Extracted records
○ ○ ○ ○ ○ ○ ○
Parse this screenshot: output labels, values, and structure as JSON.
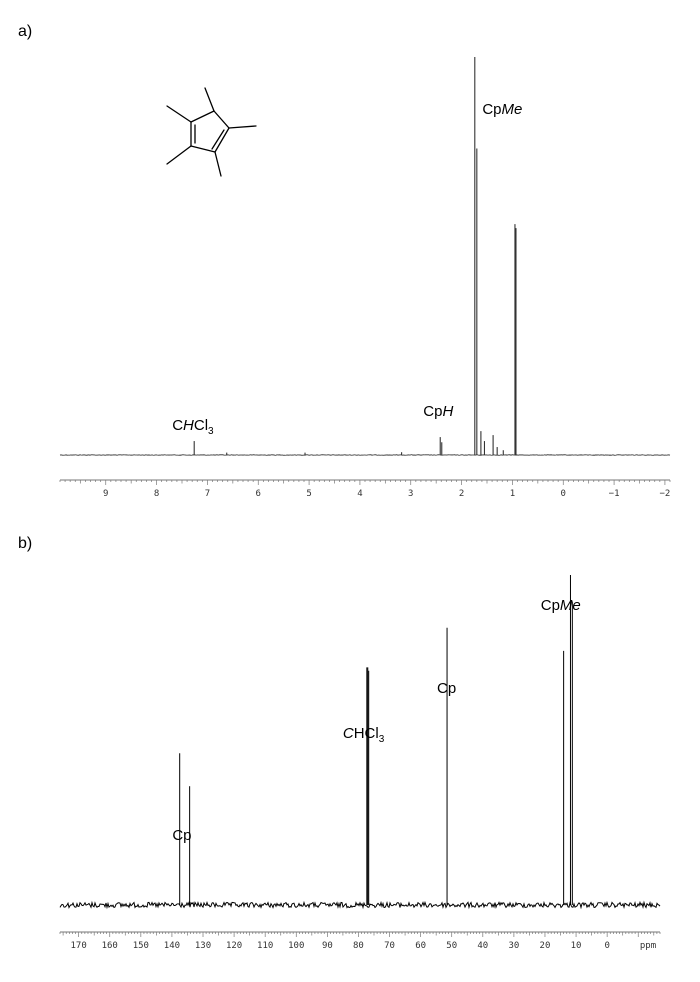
{
  "chart_data": [
    {
      "type": "line",
      "panel_label": "a)",
      "xlabel": "",
      "x_reversed": true,
      "xlim": [
        9.9,
        -2.1
      ],
      "tick_values": [
        9,
        8,
        7,
        6,
        5,
        4,
        3,
        2,
        1,
        0,
        -1,
        -2
      ],
      "tick_labels": [
        "9",
        "8",
        "7",
        "6",
        "5",
        "4",
        "3",
        "2",
        "1",
        "0",
        "−1",
        "−2"
      ],
      "peaks": [
        {
          "x": 7.26,
          "height": 0.035
        },
        {
          "x": 6.62,
          "height": 0.006
        },
        {
          "x": 5.08,
          "height": 0.006
        },
        {
          "x": 3.18,
          "height": 0.007
        },
        {
          "x": 2.42,
          "height": 0.045
        },
        {
          "x": 2.39,
          "height": 0.032
        },
        {
          "x": 1.74,
          "height": 1.0
        },
        {
          "x": 1.7,
          "height": 0.77
        },
        {
          "x": 1.62,
          "height": 0.06
        },
        {
          "x": 1.55,
          "height": 0.035
        },
        {
          "x": 1.38,
          "height": 0.05
        },
        {
          "x": 1.3,
          "height": 0.02
        },
        {
          "x": 1.18,
          "height": 0.012
        },
        {
          "x": 0.95,
          "height": 0.58
        },
        {
          "x": 0.93,
          "height": 0.57
        }
      ],
      "annotations": [
        {
          "text": "C",
          "italic": "H",
          "rest": "Cl",
          "sub": "3",
          "x": 7.26
        },
        {
          "text": "Cp",
          "italic": "H",
          "rest": "",
          "sub": "",
          "x": 2.4
        },
        {
          "text": "Cp",
          "italic": "Me",
          "rest": "",
          "sub": "",
          "x": 1.1
        }
      ]
    },
    {
      "type": "line",
      "panel_label": "b)",
      "xlabel": "ppm",
      "x_reversed": true,
      "xlim": [
        176,
        -17
      ],
      "tick_values": [
        170,
        160,
        150,
        140,
        130,
        120,
        110,
        100,
        90,
        80,
        70,
        60,
        50,
        40,
        30,
        20,
        10,
        0
      ],
      "tick_labels": [
        "170",
        "160",
        "150",
        "140",
        "130",
        "120",
        "110",
        "100",
        "90",
        "80",
        "70",
        "60",
        "50",
        "40",
        "30",
        "20",
        "10",
        "0"
      ],
      "peaks": [
        {
          "x": 137.5,
          "height": 0.46
        },
        {
          "x": 134.3,
          "height": 0.36
        },
        {
          "x": 77.3,
          "height": 0.72
        },
        {
          "x": 77.0,
          "height": 0.72
        },
        {
          "x": 76.7,
          "height": 0.71
        },
        {
          "x": 51.5,
          "height": 0.84
        },
        {
          "x": 14.0,
          "height": 0.77
        },
        {
          "x": 11.8,
          "height": 1.0
        },
        {
          "x": 11.2,
          "height": 0.92
        }
      ],
      "annotations": [
        {
          "text": "Cp",
          "italic": "",
          "rest": "",
          "sub": "",
          "x": 136
        },
        {
          "text": "",
          "italic": "C",
          "rest": "HCl",
          "sub": "3",
          "x": 76
        },
        {
          "text": "Cp",
          "italic": "",
          "rest": "",
          "sub": "",
          "x": 51.5
        },
        {
          "text": "Cp",
          "italic": "Me",
          "rest": "",
          "sub": "",
          "x": 13
        }
      ]
    }
  ]
}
○ ○ ○ ○ ○ ○ ○
• Your task: Make an exact copy of the records above, with the pictures left out.

• The output:
Parse this screenshot: output labels, values, and structure as JSON.
{
  "chart_data": [
    {
      "type": "line",
      "panel_label": "a)",
      "xlabel": "",
      "x_reversed": true,
      "xlim": [
        9.9,
        -2.1
      ],
      "tick_values": [
        9,
        8,
        7,
        6,
        5,
        4,
        3,
        2,
        1,
        0,
        -1,
        -2
      ],
      "tick_labels": [
        "9",
        "8",
        "7",
        "6",
        "5",
        "4",
        "3",
        "2",
        "1",
        "0",
        "−1",
        "−2"
      ],
      "peaks": [
        {
          "x": 7.26,
          "height": 0.035
        },
        {
          "x": 6.62,
          "height": 0.006
        },
        {
          "x": 5.08,
          "height": 0.006
        },
        {
          "x": 3.18,
          "height": 0.007
        },
        {
          "x": 2.42,
          "height": 0.045
        },
        {
          "x": 2.39,
          "height": 0.032
        },
        {
          "x": 1.74,
          "height": 1.0
        },
        {
          "x": 1.7,
          "height": 0.77
        },
        {
          "x": 1.62,
          "height": 0.06
        },
        {
          "x": 1.55,
          "height": 0.035
        },
        {
          "x": 1.38,
          "height": 0.05
        },
        {
          "x": 1.3,
          "height": 0.02
        },
        {
          "x": 1.18,
          "height": 0.012
        },
        {
          "x": 0.95,
          "height": 0.58
        },
        {
          "x": 0.93,
          "height": 0.57
        }
      ],
      "annotations": [
        {
          "text": "C",
          "italic": "H",
          "rest": "Cl",
          "sub": "3",
          "x": 7.26
        },
        {
          "text": "Cp",
          "italic": "H",
          "rest": "",
          "sub": "",
          "x": 2.4
        },
        {
          "text": "Cp",
          "italic": "Me",
          "rest": "",
          "sub": "",
          "x": 1.1
        }
      ]
    },
    {
      "type": "line",
      "panel_label": "b)",
      "xlabel": "ppm",
      "x_reversed": true,
      "xlim": [
        176,
        -17
      ],
      "tick_values": [
        170,
        160,
        150,
        140,
        130,
        120,
        110,
        100,
        90,
        80,
        70,
        60,
        50,
        40,
        30,
        20,
        10,
        0
      ],
      "tick_labels": [
        "170",
        "160",
        "150",
        "140",
        "130",
        "120",
        "110",
        "100",
        "90",
        "80",
        "70",
        "60",
        "50",
        "40",
        "30",
        "20",
        "10",
        "0"
      ],
      "peaks": [
        {
          "x": 137.5,
          "height": 0.46
        },
        {
          "x": 134.3,
          "height": 0.36
        },
        {
          "x": 77.3,
          "height": 0.72
        },
        {
          "x": 77.0,
          "height": 0.72
        },
        {
          "x": 76.7,
          "height": 0.71
        },
        {
          "x": 51.5,
          "height": 0.84
        },
        {
          "x": 14.0,
          "height": 0.77
        },
        {
          "x": 11.8,
          "height": 1.0
        },
        {
          "x": 11.2,
          "height": 0.92
        }
      ],
      "annotations": [
        {
          "text": "Cp",
          "italic": "",
          "rest": "",
          "sub": "",
          "x": 136
        },
        {
          "text": "",
          "italic": "C",
          "rest": "HCl",
          "sub": "3",
          "x": 76
        },
        {
          "text": "Cp",
          "italic": "",
          "rest": "",
          "sub": "",
          "x": 51.5
        },
        {
          "text": "Cp",
          "italic": "Me",
          "rest": "",
          "sub": "",
          "x": 13
        }
      ]
    }
  ]
}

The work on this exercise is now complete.